§ **TASK OBJECTIVE**:
Starting with the line that holds "Convert this document image to plain text.", repeat each line through the last one below, exactly. Pictures stay out.

╭─ SUPPLIED DATA

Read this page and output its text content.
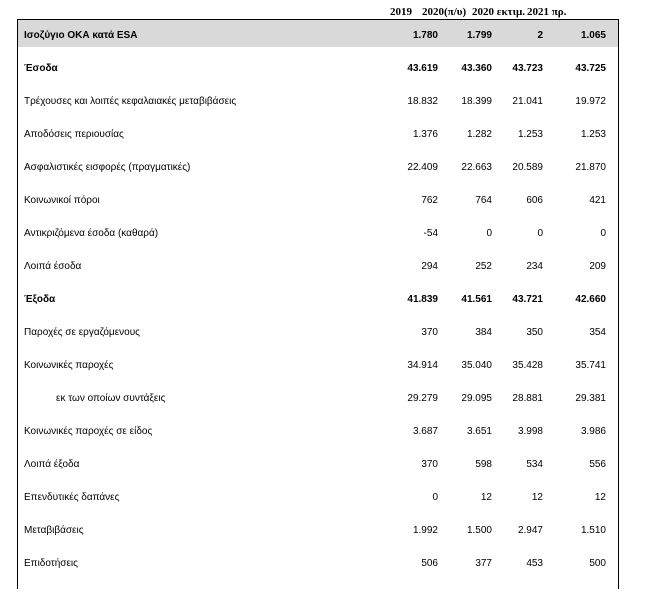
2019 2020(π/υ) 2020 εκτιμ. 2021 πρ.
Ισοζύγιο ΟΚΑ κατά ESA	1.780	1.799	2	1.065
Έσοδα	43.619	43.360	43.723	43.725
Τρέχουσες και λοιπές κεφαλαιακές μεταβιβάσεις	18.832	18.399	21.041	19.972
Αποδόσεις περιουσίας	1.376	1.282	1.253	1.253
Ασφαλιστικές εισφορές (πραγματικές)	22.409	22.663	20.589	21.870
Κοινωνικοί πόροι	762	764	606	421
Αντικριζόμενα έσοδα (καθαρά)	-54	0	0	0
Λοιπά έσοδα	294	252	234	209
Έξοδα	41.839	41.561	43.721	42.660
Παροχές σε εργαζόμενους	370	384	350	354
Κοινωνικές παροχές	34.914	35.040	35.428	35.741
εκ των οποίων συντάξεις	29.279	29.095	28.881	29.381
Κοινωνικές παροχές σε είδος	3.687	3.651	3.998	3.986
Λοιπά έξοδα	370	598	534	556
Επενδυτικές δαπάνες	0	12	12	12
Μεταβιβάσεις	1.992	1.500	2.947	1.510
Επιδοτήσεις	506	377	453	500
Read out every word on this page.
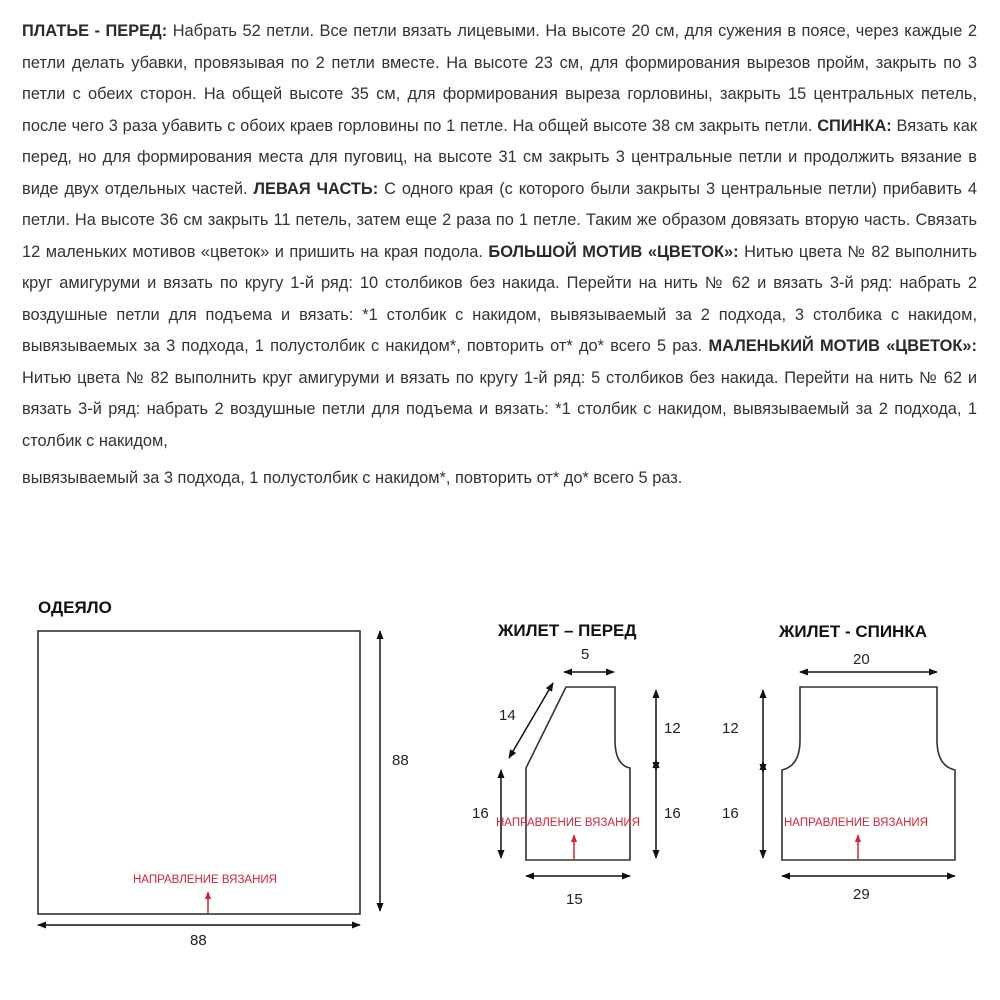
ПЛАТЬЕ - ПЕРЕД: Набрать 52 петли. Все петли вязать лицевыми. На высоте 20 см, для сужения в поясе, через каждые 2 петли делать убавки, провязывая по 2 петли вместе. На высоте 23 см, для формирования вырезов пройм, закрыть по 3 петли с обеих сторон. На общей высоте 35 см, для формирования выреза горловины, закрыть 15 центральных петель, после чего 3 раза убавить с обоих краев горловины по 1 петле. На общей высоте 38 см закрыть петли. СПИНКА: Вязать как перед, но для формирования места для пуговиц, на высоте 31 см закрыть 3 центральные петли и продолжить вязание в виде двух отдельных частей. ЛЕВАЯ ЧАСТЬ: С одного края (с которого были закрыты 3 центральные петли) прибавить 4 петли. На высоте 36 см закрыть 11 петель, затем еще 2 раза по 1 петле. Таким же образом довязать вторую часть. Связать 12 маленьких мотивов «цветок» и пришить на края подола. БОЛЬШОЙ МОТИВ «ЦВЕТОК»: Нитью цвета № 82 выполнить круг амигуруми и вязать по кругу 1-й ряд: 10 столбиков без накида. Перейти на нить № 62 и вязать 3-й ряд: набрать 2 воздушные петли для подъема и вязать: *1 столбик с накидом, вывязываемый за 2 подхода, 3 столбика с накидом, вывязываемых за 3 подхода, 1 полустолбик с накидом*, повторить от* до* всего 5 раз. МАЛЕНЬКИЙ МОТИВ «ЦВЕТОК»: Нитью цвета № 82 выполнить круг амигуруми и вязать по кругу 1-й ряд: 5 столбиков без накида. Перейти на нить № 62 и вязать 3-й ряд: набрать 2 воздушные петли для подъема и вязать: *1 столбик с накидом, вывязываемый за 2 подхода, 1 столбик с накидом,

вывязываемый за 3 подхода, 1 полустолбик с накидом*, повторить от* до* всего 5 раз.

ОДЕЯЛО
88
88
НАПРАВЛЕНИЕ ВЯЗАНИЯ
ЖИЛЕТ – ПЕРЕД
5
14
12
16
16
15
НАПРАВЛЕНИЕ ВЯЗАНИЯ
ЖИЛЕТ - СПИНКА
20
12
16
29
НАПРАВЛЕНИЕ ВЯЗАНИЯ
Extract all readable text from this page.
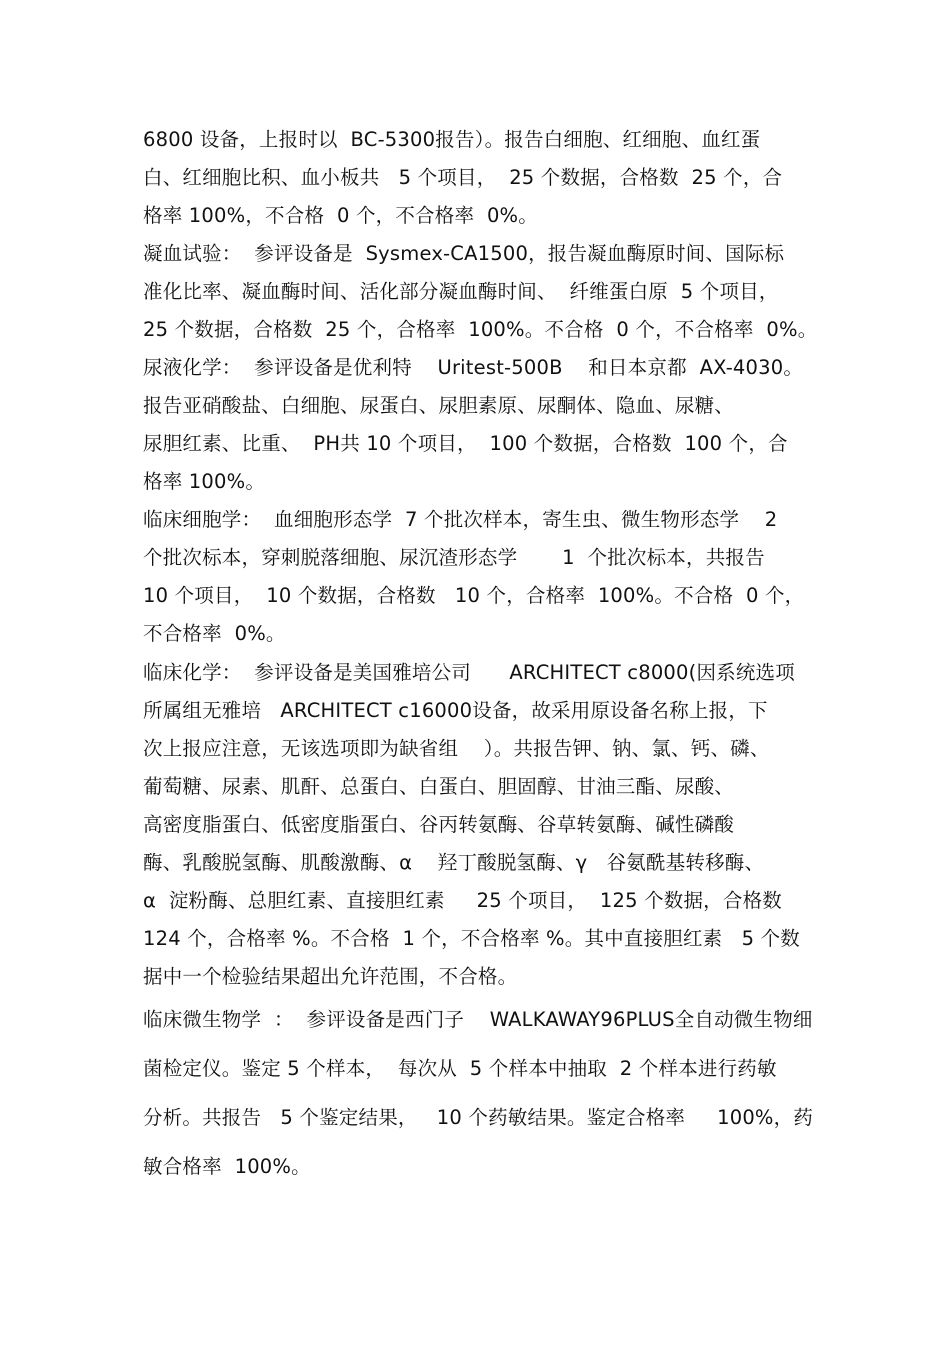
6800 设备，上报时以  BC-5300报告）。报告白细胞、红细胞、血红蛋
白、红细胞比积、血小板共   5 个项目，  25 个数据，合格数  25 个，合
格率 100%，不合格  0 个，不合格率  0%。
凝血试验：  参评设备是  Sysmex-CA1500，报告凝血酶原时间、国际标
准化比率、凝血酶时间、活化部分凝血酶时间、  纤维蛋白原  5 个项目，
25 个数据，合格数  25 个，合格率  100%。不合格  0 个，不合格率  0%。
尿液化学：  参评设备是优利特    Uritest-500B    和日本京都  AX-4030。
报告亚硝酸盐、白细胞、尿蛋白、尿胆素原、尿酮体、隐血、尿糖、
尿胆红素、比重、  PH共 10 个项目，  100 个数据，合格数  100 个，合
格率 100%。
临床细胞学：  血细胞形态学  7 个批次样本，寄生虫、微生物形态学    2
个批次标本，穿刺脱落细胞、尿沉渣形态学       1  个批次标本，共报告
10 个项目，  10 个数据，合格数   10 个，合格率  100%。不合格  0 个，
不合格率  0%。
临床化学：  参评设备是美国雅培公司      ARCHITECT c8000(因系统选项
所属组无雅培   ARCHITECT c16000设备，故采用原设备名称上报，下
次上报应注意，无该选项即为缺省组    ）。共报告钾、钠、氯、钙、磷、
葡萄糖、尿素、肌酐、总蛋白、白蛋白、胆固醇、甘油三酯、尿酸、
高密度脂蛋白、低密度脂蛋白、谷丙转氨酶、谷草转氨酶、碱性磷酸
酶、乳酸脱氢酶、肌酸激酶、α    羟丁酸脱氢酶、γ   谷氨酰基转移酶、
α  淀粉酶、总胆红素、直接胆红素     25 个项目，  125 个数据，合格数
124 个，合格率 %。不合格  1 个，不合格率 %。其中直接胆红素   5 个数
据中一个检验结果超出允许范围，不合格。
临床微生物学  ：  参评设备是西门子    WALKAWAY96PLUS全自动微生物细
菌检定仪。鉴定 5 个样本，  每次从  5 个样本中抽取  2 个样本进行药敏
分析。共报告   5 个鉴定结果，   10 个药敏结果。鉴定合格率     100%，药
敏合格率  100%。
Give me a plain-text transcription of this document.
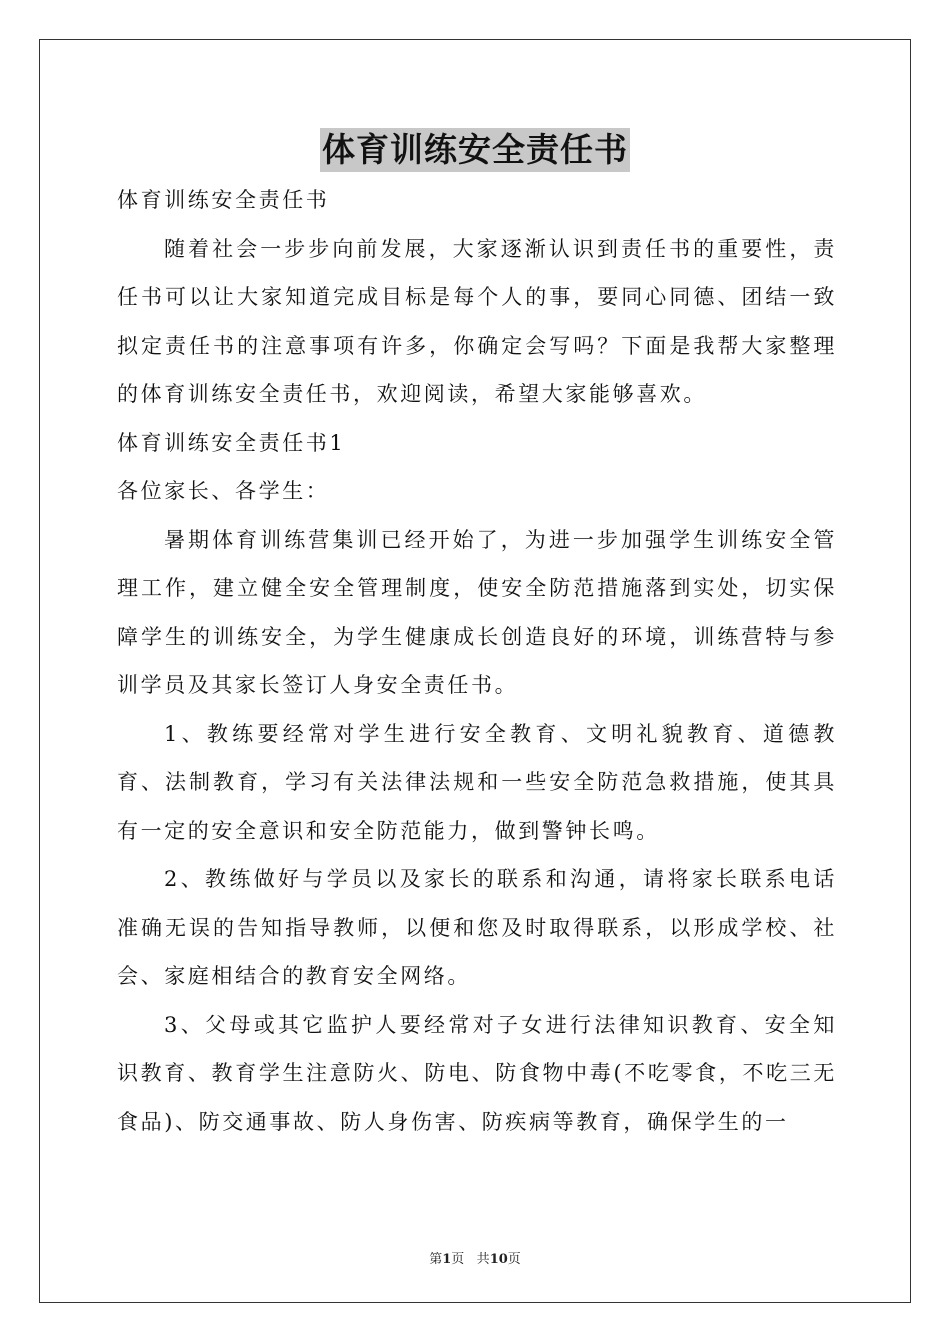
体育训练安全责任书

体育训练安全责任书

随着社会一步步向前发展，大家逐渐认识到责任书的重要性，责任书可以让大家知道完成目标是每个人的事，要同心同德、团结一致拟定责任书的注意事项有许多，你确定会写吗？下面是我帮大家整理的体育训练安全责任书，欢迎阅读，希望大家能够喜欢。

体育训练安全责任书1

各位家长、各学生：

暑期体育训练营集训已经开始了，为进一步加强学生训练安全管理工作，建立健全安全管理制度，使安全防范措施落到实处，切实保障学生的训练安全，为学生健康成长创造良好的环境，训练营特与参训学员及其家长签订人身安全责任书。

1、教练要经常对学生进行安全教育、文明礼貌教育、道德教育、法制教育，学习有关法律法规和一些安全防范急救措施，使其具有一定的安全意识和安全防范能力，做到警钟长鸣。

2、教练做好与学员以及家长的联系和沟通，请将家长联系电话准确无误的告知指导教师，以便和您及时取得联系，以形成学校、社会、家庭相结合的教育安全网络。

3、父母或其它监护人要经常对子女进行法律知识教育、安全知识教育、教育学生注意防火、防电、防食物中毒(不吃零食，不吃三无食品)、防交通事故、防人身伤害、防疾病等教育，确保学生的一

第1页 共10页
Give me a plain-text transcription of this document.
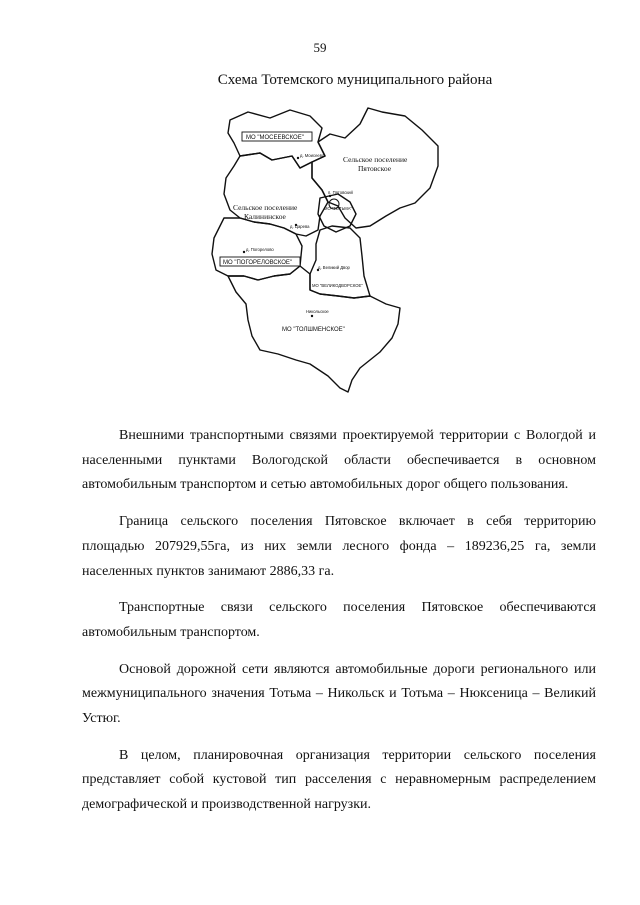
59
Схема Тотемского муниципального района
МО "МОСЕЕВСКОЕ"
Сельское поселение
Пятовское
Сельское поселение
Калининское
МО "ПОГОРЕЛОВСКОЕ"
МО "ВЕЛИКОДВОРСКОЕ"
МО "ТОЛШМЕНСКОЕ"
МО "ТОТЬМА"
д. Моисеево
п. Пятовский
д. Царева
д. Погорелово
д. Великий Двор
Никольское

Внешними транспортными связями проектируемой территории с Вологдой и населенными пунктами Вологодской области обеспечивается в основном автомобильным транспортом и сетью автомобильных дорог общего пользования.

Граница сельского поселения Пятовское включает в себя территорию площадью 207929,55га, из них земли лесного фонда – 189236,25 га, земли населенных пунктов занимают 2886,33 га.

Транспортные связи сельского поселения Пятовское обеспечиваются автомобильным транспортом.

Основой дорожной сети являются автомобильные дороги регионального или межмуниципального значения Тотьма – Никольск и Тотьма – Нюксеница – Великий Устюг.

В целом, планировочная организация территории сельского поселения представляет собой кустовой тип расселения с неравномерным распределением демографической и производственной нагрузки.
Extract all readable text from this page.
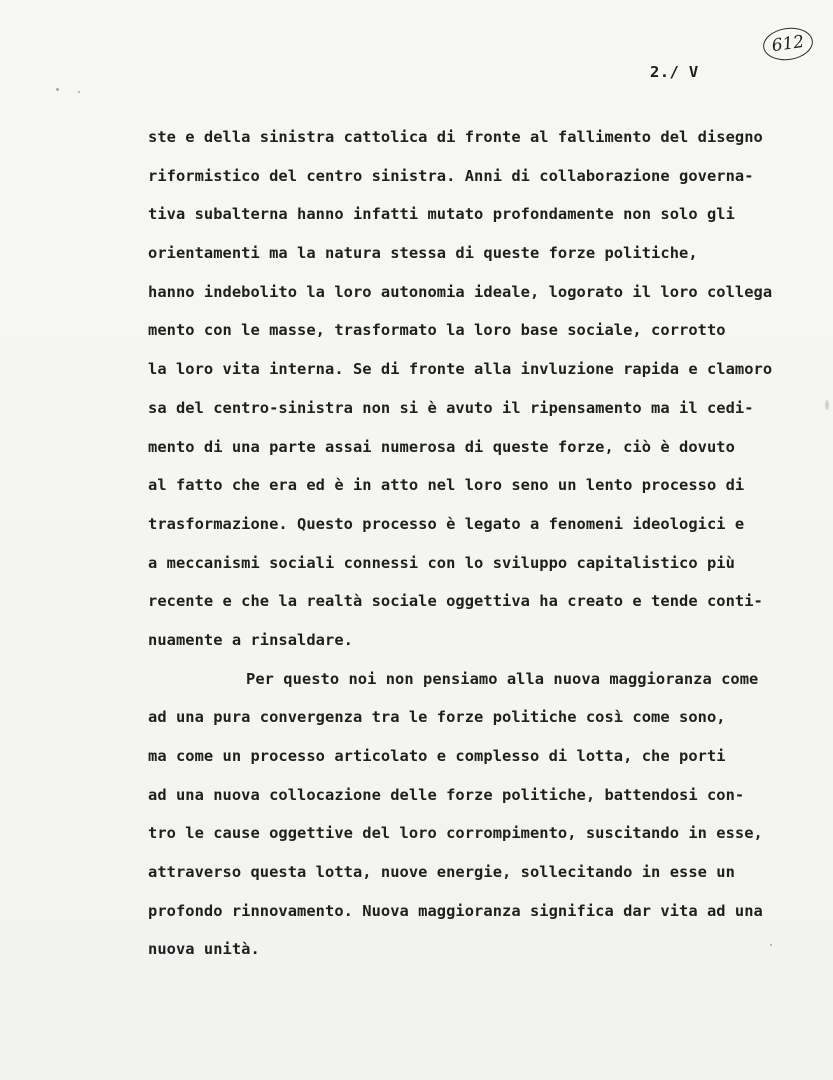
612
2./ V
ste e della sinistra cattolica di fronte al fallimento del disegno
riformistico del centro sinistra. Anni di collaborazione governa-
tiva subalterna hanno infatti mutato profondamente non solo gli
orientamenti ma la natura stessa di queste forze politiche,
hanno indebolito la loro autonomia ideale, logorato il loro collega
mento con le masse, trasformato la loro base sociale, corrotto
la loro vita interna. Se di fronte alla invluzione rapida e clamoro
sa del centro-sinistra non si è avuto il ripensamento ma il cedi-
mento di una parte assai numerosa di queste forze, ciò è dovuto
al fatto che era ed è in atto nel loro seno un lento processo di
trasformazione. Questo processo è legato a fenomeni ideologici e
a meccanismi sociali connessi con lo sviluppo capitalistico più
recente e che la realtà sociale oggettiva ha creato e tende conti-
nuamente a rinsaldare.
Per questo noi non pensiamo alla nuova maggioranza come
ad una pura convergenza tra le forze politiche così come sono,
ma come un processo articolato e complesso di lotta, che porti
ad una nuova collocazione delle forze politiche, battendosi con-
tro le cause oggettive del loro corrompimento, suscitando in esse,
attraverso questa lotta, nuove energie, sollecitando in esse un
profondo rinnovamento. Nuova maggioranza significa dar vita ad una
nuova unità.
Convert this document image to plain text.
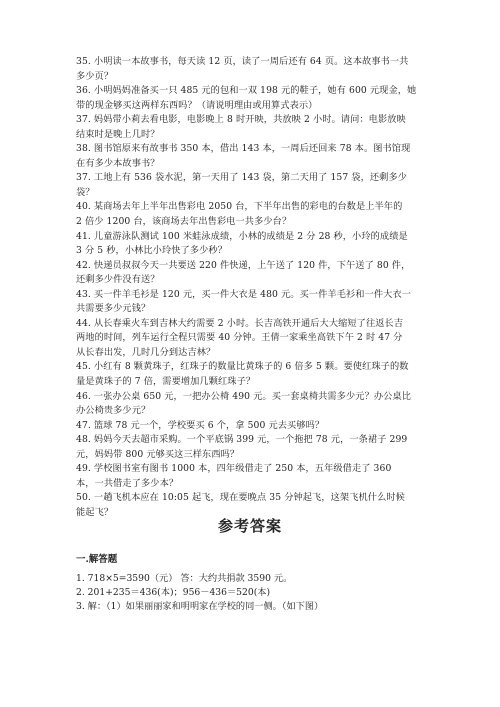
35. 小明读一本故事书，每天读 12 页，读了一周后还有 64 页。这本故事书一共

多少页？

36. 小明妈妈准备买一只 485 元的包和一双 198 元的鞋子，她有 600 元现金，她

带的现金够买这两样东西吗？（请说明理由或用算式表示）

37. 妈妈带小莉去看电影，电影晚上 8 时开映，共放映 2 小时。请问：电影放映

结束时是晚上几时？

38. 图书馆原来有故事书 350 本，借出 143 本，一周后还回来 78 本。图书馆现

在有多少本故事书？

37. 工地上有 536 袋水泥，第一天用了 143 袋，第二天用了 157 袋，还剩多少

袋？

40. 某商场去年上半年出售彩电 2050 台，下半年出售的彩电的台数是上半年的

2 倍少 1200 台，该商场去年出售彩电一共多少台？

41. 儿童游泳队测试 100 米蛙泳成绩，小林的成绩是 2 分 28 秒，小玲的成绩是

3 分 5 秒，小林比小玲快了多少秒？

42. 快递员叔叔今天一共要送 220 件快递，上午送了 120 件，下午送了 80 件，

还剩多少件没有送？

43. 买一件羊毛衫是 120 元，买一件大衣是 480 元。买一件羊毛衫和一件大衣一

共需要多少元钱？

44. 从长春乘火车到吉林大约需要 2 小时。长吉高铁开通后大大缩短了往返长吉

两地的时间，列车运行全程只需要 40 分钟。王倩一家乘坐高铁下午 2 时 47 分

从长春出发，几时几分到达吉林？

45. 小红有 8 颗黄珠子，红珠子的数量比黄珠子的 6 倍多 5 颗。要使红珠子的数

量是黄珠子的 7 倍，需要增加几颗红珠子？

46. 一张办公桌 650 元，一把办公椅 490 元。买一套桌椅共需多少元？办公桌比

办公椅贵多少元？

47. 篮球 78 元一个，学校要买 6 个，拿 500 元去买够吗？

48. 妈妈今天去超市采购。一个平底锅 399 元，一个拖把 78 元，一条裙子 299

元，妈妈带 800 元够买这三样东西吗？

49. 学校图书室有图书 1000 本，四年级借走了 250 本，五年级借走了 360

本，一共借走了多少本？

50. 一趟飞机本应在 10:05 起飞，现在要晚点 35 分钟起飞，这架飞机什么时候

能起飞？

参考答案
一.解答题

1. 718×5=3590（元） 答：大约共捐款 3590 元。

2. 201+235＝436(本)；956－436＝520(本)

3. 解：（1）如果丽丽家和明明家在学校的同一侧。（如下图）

╰─

§ **OUTPUT FOR THIS EXERCISE**:
Convert this document image to plain text.
35. 小明读一本故事书，每天读 12 页，读了一周后还有 64 页。这本故事书一共

多少页？

36. 小明妈妈准备买一只 485 元的包和一双 198 元的鞋子，她有 600 元现金，她

带的现金够买这两样东西吗？（请说明理由或用算式表示）

37. 妈妈带小莉去看电影，电影晚上 8 时开映，共放映 2 小时。请问：电影放映

结束时是晚上几时？

38. 图书馆原来有故事书 350 本，借出 143 本，一周后还回来 78 本。图书馆现

在有多少本故事书？

37. 工地上有 536 袋水泥，第一天用了 143 袋，第二天用了 157 袋，还剩多少

袋？

40. 某商场去年上半年出售彩电 2050 台，下半年出售的彩电的台数是上半年的

2 倍少 1200 台，该商场去年出售彩电一共多少台？

41. 儿童游泳队测试 100 米蛙泳成绩，小林的成绩是 2 分 28 秒，小玲的成绩是

3 分 5 秒，小林比小玲快了多少秒？

42. 快递员叔叔今天一共要送 220 件快递，上午送了 120 件，下午送了 80 件，

还剩多少件没有送？

43. 买一件羊毛衫是 120 元，买一件大衣是 480 元。买一件羊毛衫和一件大衣一

共需要多少元钱？

44. 从长春乘火车到吉林大约需要 2 小时。长吉高铁开通后大大缩短了往返长吉

两地的时间，列车运行全程只需要 40 分钟。王倩一家乘坐高铁下午 2 时 47 分

从长春出发，几时几分到达吉林？

45. 小红有 8 颗黄珠子，红珠子的数量比黄珠子的 6 倍多 5 颗。要使红珠子的数

量是黄珠子的 7 倍，需要增加几颗红珠子？

46. 一张办公桌 650 元，一把办公椅 490 元。买一套桌椅共需多少元？办公桌比

办公椅贵多少元？

47. 篮球 78 元一个，学校要买 6 个，拿 500 元去买够吗？

48. 妈妈今天去超市采购。一个平底锅 399 元，一个拖把 78 元，一条裙子 299

元，妈妈带 800 元够买这三样东西吗？

49. 学校图书室有图书 1000 本，四年级借走了 250 本，五年级借走了 360

本，一共借走了多少本？

50. 一趟飞机本应在 10:05 起飞，现在要晚点 35 分钟起飞，这架飞机什么时候

能起飞？

参考答案
一.解答题

1. 718×5=3590（元） 答：大约共捐款 3590 元。

2. 201+235＝436(本)；956－436＝520(本)

3. 解：（1）如果丽丽家和明明家在学校的同一侧。（如下图）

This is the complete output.